Problem details
Copy out these records verbatim.

Data listing
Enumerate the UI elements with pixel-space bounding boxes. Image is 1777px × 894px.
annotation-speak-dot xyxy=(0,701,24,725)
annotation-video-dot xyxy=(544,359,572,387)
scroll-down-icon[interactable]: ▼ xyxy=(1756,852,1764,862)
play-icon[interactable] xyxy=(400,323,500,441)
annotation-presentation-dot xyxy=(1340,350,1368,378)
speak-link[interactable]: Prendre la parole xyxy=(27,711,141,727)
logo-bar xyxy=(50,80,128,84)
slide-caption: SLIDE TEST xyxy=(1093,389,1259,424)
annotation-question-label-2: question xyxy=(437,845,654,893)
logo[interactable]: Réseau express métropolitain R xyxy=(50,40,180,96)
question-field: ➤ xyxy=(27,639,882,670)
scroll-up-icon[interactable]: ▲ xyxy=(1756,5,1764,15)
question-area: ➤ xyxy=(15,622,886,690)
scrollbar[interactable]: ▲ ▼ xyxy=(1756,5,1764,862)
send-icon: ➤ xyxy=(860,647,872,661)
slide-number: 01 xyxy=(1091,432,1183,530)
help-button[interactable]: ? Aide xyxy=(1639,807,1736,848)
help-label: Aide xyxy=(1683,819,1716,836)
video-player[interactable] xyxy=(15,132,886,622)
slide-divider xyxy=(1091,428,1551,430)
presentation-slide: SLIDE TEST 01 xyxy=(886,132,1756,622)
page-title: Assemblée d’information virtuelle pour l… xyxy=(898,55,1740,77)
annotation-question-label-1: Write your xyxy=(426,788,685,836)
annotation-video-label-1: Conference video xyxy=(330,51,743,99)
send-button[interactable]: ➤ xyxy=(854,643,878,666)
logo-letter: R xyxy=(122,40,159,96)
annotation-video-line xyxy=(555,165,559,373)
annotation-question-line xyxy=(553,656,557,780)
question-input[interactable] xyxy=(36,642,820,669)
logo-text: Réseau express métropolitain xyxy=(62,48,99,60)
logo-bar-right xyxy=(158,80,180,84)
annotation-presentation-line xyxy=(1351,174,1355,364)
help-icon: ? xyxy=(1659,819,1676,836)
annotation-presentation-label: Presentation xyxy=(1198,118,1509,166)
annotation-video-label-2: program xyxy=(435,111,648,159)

Task output
Enumerate the UI elements with pixel-space bounding boxes. Image is 1777px × 894px.
annotation-speak-dot xyxy=(0,701,24,725)
annotation-video-dot xyxy=(544,359,572,387)
scroll-down-icon[interactable]: ▼ xyxy=(1756,852,1764,862)
play-icon[interactable] xyxy=(400,323,500,441)
annotation-presentation-dot xyxy=(1340,350,1368,378)
speak-link[interactable]: Prendre la parole xyxy=(27,711,141,727)
logo-bar xyxy=(50,80,128,84)
slide-caption: SLIDE TEST xyxy=(1093,389,1259,424)
annotation-question-label-2: question xyxy=(437,845,654,893)
logo[interactable]: Réseau express métropolitain R xyxy=(50,40,180,96)
question-field: ➤ xyxy=(27,639,882,670)
scroll-up-icon[interactable]: ▲ xyxy=(1756,5,1764,15)
question-area: ➤ xyxy=(15,622,886,690)
scrollbar[interactable]: ▲ ▼ xyxy=(1756,5,1764,862)
send-icon: ➤ xyxy=(860,647,872,661)
slide-number: 01 xyxy=(1091,432,1183,530)
help-button[interactable]: ? Aide xyxy=(1639,807,1736,848)
help-label: Aide xyxy=(1683,819,1716,836)
video-player[interactable] xyxy=(15,132,886,622)
slide-divider xyxy=(1091,428,1551,430)
presentation-slide: SLIDE TEST 01 xyxy=(886,132,1756,622)
page-title: Assemblée d’information virtuelle pour l… xyxy=(898,55,1740,77)
annotation-question-label-1: Write your xyxy=(426,788,685,836)
annotation-video-label-1: Conference video xyxy=(330,51,743,99)
send-button[interactable]: ➤ xyxy=(854,643,878,666)
logo-letter: R xyxy=(122,40,159,96)
annotation-video-line xyxy=(555,165,559,373)
annotation-question-line xyxy=(553,656,557,780)
question-input[interactable] xyxy=(36,642,820,669)
logo-text: Réseau express métropolitain xyxy=(62,48,99,60)
logo-bar-right xyxy=(158,80,180,84)
annotation-presentation-line xyxy=(1351,174,1355,364)
help-icon: ? xyxy=(1659,819,1676,836)
annotation-presentation-label: Presentation xyxy=(1198,118,1509,166)
annotation-video-label-2: program xyxy=(435,111,648,159)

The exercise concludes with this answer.